Return the complete listing that follows, with each line reproduced exactly.

★ ★ ★

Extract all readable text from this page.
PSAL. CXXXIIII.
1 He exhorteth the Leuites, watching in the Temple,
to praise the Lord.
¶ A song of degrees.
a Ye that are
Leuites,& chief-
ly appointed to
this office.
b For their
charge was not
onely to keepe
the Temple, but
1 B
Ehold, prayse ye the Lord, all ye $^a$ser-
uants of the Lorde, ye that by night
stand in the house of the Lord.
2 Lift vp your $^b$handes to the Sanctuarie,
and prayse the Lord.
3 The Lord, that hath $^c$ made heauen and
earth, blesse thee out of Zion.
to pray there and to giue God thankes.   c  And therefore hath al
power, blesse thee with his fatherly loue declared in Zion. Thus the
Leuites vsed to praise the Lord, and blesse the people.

★ ★ ★

RESULT OF THE TASK:
Extract all readable text from this page.
PSAL. CXXXIIII.
1 He exhorteth the Leuites, watching in the Temple,
to praise the Lord.
¶ A song of degrees.
a Ye that are
Leuites,& chief-
ly appointed to
this office.
b For their
charge was not
onely to keepe
the Temple, but
1 B
Ehold, prayse ye the Lord, all ye $^a$ser-
uants of the Lorde, ye that by night
stand in the house of the Lord.
2 Lift vp your $^b$handes to the Sanctuarie,
and prayse the Lord.
3 The Lord, that hath $^c$ made heauen and
earth, blesse thee out of Zion.
to pray there and to giue God thankes.   c  And therefore hath al
power, blesse thee with his fatherly loue declared in Zion. Thus the
Leuites vsed to praise the Lord, and blesse the people.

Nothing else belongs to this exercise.